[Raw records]
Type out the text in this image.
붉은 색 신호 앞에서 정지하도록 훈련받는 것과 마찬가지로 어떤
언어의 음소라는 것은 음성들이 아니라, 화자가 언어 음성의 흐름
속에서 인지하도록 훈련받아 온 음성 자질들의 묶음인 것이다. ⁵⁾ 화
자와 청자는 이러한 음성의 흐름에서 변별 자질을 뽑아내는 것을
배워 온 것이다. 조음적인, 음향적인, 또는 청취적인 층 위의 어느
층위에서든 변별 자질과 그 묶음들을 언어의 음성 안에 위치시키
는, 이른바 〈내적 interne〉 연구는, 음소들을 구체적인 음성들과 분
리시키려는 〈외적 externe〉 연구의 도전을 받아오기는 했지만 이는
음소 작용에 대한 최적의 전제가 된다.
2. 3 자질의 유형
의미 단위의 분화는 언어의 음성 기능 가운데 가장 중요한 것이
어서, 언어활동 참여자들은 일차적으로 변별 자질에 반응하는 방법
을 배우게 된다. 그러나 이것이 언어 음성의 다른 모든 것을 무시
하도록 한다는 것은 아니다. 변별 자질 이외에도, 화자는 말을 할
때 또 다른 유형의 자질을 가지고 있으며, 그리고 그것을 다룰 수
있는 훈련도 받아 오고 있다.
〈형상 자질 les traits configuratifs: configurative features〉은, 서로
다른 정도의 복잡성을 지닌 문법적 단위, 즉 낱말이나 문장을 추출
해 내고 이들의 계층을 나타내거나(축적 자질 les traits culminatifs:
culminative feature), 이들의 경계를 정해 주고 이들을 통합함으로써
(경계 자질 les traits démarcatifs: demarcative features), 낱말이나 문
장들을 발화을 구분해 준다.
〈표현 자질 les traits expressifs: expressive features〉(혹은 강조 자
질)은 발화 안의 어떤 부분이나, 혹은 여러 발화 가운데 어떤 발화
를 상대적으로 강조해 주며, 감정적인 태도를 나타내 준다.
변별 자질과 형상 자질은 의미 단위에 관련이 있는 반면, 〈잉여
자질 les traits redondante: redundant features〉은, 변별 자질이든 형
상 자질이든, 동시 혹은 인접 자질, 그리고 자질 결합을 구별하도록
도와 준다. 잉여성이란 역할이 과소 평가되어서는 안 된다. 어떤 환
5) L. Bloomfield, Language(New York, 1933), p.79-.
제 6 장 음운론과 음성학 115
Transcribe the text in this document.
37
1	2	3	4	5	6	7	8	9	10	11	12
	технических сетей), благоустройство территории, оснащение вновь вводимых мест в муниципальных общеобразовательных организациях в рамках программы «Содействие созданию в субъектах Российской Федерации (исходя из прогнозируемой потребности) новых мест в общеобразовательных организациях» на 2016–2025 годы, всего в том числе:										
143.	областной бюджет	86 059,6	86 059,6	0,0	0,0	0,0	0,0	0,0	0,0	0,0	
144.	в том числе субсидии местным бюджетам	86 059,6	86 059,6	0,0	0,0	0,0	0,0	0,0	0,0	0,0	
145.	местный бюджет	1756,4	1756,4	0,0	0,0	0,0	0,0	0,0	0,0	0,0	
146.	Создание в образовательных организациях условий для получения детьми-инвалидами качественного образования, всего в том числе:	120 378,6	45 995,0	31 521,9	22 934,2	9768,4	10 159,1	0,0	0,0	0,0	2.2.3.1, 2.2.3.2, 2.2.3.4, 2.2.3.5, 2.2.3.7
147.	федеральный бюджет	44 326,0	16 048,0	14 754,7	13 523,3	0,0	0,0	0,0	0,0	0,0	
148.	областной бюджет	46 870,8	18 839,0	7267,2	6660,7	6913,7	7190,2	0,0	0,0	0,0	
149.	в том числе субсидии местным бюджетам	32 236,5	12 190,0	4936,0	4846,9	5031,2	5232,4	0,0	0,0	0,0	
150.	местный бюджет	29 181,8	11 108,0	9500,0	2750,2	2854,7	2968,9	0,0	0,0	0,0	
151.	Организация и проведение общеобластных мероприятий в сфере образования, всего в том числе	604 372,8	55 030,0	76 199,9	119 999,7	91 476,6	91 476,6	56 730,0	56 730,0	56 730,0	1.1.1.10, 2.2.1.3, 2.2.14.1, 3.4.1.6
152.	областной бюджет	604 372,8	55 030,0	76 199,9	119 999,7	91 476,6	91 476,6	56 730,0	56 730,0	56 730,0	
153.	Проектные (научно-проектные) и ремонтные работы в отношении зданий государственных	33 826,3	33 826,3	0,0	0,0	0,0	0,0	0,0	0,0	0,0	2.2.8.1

(Task brief) Output the data above exactly, please, line for line.

(Answer to the task)
Type out the text in this image.
붉은 색 신호 앞에서 정지하도록 훈련받는 것과 마찬가지로 어떤
언어의 음소라는 것은 음성들이 아니라, 화자가 언어 음성의 흐름
속에서 인지하도록 훈련받아 온 음성 자질들의 묶음인 것이다. ⁵⁾ 화
자와 청자는 이러한 음성의 흐름에서 변별 자질을 뽑아내는 것을
배워 온 것이다. 조음적인, 음향적인, 또는 청취적인 층 위의 어느
층위에서든 변별 자질과 그 묶음들을 언어의 음성 안에 위치시키
는, 이른바 〈내적 interne〉 연구는, 음소들을 구체적인 음성들과 분
리시키려는 〈외적 externe〉 연구의 도전을 받아오기는 했지만 이는
음소 작용에 대한 최적의 전제가 된다.
2. 3 자질의 유형
의미 단위의 분화는 언어의 음성 기능 가운데 가장 중요한 것이
어서, 언어활동 참여자들은 일차적으로 변별 자질에 반응하는 방법
을 배우게 된다. 그러나 이것이 언어 음성의 다른 모든 것을 무시
하도록 한다는 것은 아니다. 변별 자질 이외에도, 화자는 말을 할
때 또 다른 유형의 자질을 가지고 있으며, 그리고 그것을 다룰 수
있는 훈련도 받아 오고 있다.
〈형상 자질 les traits configuratifs: configurative features〉은, 서로
다른 정도의 복잡성을 지닌 문법적 단위, 즉 낱말이나 문장을 추출
해 내고 이들의 계층을 나타내거나(축적 자질 les traits culminatifs:
culminative feature), 이들의 경계를 정해 주고 이들을 통합함으로써
(경계 자질 les traits démarcatifs: demarcative features), 낱말이나 문
장들을 발화을 구분해 준다.
〈표현 자질 les traits expressifs: expressive features〉(혹은 강조 자
질)은 발화 안의 어떤 부분이나, 혹은 여러 발화 가운데 어떤 발화
를 상대적으로 강조해 주며, 감정적인 태도를 나타내 준다.
변별 자질과 형상 자질은 의미 단위에 관련이 있는 반면, 〈잉여
자질 les traits redondante: redundant features〉은, 변별 자질이든 형
상 자질이든, 동시 혹은 인접 자질, 그리고 자질 결합을 구별하도록
도와 준다. 잉여성이란 역할이 과소 평가되어서는 안 된다. 어떤 환
5) L. Bloomfield, Language(New York, 1933), p.79-.
제 6 장 음운론과 음성학 115
Transcribe the text in this document.
37
1	2	3	4	5	6	7	8	9	10	11	12
	технических сетей), благоустройство территории, оснащение вновь вводимых мест в муниципальных общеобразовательных организациях в рамках программы «Содействие созданию в субъектах Российской Федерации (исходя из прогнозируемой потребности) новых мест в общеобразовательных организациях» на 2016–2025 годы, всего в том числе:										
143.	областной бюджет	86 059,6	86 059,6	0,0	0,0	0,0	0,0	0,0	0,0	0,0	
144.	в том числе субсидии местным бюджетам	86 059,6	86 059,6	0,0	0,0	0,0	0,0	0,0	0,0	0,0	
145.	местный бюджет	1756,4	1756,4	0,0	0,0	0,0	0,0	0,0	0,0	0,0	
146.	Создание в образовательных организациях условий для получения детьми-инвалидами качественного образования, всего в том числе:	120 378,6	45 995,0	31 521,9	22 934,2	9768,4	10 159,1	0,0	0,0	0,0	2.2.3.1, 2.2.3.2, 2.2.3.4, 2.2.3.5, 2.2.3.7
147.	федеральный бюджет	44 326,0	16 048,0	14 754,7	13 523,3	0,0	0,0	0,0	0,0	0,0	
148.	областной бюджет	46 870,8	18 839,0	7267,2	6660,7	6913,7	7190,2	0,0	0,0	0,0	
149.	в том числе субсидии местным бюджетам	32 236,5	12 190,0	4936,0	4846,9	5031,2	5232,4	0,0	0,0	0,0	
150.	местный бюджет	29 181,8	11 108,0	9500,0	2750,2	2854,7	2968,9	0,0	0,0	0,0	
151.	Организация и проведение общеобластных мероприятий в сфере образования, всего в том числе	604 372,8	55 030,0	76 199,9	119 999,7	91 476,6	91 476,6	56 730,0	56 730,0	56 730,0	1.1.1.10, 2.2.1.3, 2.2.14.1, 3.4.1.6
152.	областной бюджет	604 372,8	55 030,0	76 199,9	119 999,7	91 476,6	91 476,6	56 730,0	56 730,0	56 730,0	
153.	Проектные (научно-проектные) и ремонтные работы в отношении зданий государственных	33 826,3	33 826,3	0,0	0,0	0,0	0,0	0,0	0,0	0,0	2.2.8.1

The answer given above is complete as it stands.